START Available data
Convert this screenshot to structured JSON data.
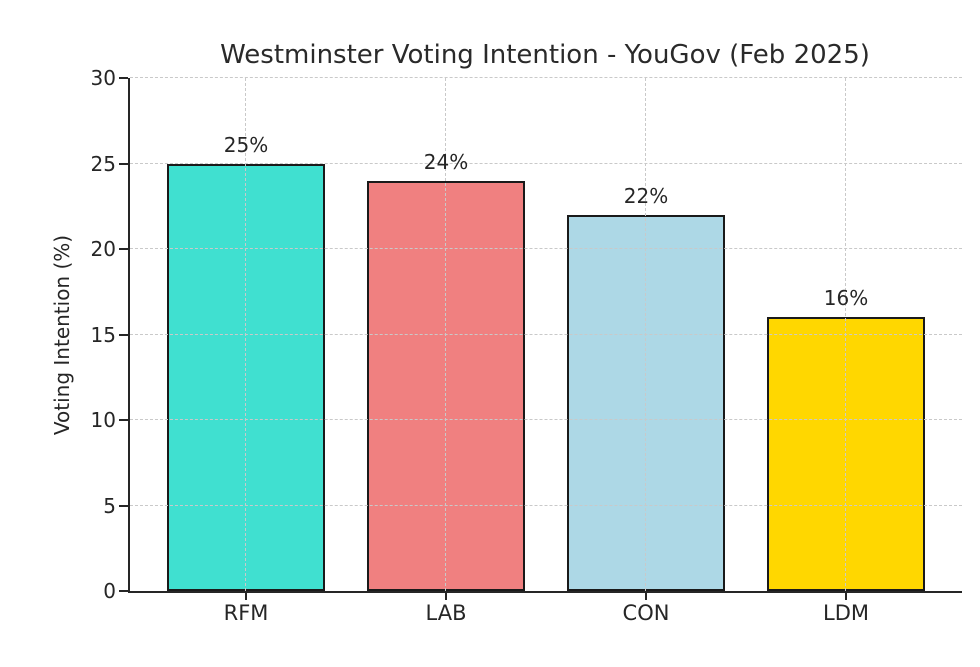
{
  "chart_data": {
    "type": "bar",
    "title": "Westminster Voting Intention - YouGov (Feb 2025)",
    "ylabel": "Voting Intention (%)",
    "xlabel": "",
    "categories": [
      "RFM",
      "LAB",
      "CON",
      "LDM"
    ],
    "values": [
      25,
      24,
      22,
      16
    ],
    "value_labels": [
      "25%",
      "24%",
      "22%",
      "16%"
    ],
    "bar_colors": [
      "#40E0D0",
      "#F08080",
      "#ADD8E6",
      "#FFD700"
    ],
    "bar_edge_color": "#1a1a1a",
    "ylim": [
      0,
      30
    ],
    "yticks": [
      0,
      5,
      10,
      15,
      20,
      25,
      30
    ],
    "grid": "both, dashed, drawn above bars",
    "grid_color": "#c9c9c9",
    "legend": "none",
    "background": "#ffffff"
  }
}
END Available data
# Instructions to follow
Using the listing above, gather each line that holds the string "Intention" and copy it.

# Right answer
    "title": "Westminster Voting Intention - YouGov (Feb 2025)",
    "ylabel": "Voting Intention (%)",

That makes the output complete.